Já o livro impresso foi produzido de maneira independente e a impressão aconteceu em colaboração com o editorial Bazar Bandini, enquanto a confecção artesanal foi da papelaria @olhodefolha. Gisberta faz entregas pessoalmente a quem desejar comprar a obra. A versão física foi lançada, oficialmente, em um evento presencial realizado no último domingo, 14, na Casa Memorial Régis Pacheco.

A ação foi organizada pelo Núcleo Vagalumes, grupo recentemente criado na cidade para dar visibilidade às demandas e anseios da população LGBTQIAP+. Para Gisberta, no coletivo, ela “finalmente poderia estar em um lugar não regulado totalmente pela vontade do Estado”. O lançamento de “Poética do Asfalto” aconteceu na data que marca três anos do assassinato de Raphaela Souza, amiga de Abreu e militante LGBTQIAP+ assassinada com três tiros na cabeça em Vitória da Conquista.

Homenagem à Raphaela Souza no lançamento de ‘Poética do Asfalto’, na Casa Memorial Régis Pacheco. Foto: Ambrosina Daguerre.

Em seu livro, a autora dedicou um poema à amiga, intitulado ‘Meritocracia’. Confira abaixo um trecho do texto:

“Da culpa que sempre teve Ela era inocente

e sempre fosse necessário errar o faria

na medida de sua difícil condição contraditória,

perdida nos encontros dos des-crentes…

Por que? Hoje, aqui, agora?

Por que passeias teu corpo na beira do caos […]”

Segundo Gisberta, a escrita do tributo à Raphaela foi um processo de luto. “Eu precisei abandonar o cadáver que levava na bolsa, no rosto, nos pés. Foi uma homenagem e, ao mesmo tempo, um processo terapêutico, uma cura, diante a vivência do assassinato”, explicou. Em entrevista ao Conquista Repórter, a artista falou sobre a criação de ‘Poética’ e as dificuldades que encontrou durante o desenvolvimento do projeto. Confira:

CR: Como você descreveria ‘Poética do Asfalto’ para alguém que nunca leu/assistiu ou ouviu falar do projeto?

Gisberta Kali: Poderia chamar de “convite à perdição”, no sentido mais criativo da palavra, uma vez que, ao entrar em contato com esse projeto estético-político, a pessoa terá de se afastar de suas referências tradicionais de cidade, gênero, amor, ódio e outras perspectivas mais rígidas de ver a vida-morte.

- - -

● **O que se pede**
A) Resuma em três frases o texto sobre o lançamento de "Poética do Asfalto".
B) Prossiga com o texto sobre o lançamento de "Poética do Asfalto" a partir da última frase mostrada.

● **Dados fornecidos**

- - -

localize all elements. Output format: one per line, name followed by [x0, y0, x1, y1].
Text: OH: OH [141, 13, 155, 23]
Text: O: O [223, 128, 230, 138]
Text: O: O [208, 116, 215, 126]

- - -

● **Respostas dadas**
A) O livro impresso "Poética do Asfalto", de Gisberta Kali, foi produzido de forma independente e lançado oficialmente no domingo, 14, na Casa Memorial Régis Pacheco, em um evento organizado pelo Núcleo Vagalumes. O lançamento caiu na data que marca três anos do assassinato da militante LGBTQIAP+ Raphaela Souza, a quem a autora dedicou o poema "Meritocracia", e Gisberta conta que escrever essa homenagem foi um processo de luto. Em entrevista ao Conquista Repórter, ela descreve o projeto como um "convite à perdição", que afasta o leitor de suas referências tradicionais de cidade, gênero, amor e ódio.

B)
CR: Como surgiu a ideia de criar esse projeto multimídia e concorrer ao apoio do Programa Aldir Blanc?

Gisberta Kali: Foi uma fome. Não tinha pretensão de um acabamento formal visando agradar a um público específico ou a uma crítica renomada. Estávamos, eu e os artistas colaboradores, precisando (materialmente) continuar a existência. Surgiu essa brecha, esse fôlego para os artistas que é a Aldir Blanc. Eu tinha um livro pronto, escrito, então nos deixamos atravessar por outras linguagens, o audiovisual, a fotografia, a performance art e ressignificar a palavra.

CR: No texto de apresentação do ‘Poética’, escrito por Morgana Poiesis, o projeto é descrito como um manifesto contrassexual, por meio do qual as pessoas poderão esquecer padrões, crenças e expectativas. O que isso significa?

Gisberta Kali: Entendo isso como um contrato. Ao adentrar o mundo contrassexual, quem deseja estar envolvido com o manifesto se compromete a se desentender e, então, deixar de ser um autômato da sociedade, assumindo, desde então, uma atitude responsiva para com a sua ‘corpalma’ e a do outro, sempre presumindo uma ética nas relações.

CR: Para você, qual foi a maior dificuldade durante o processo de produção, edição e publicação do livro?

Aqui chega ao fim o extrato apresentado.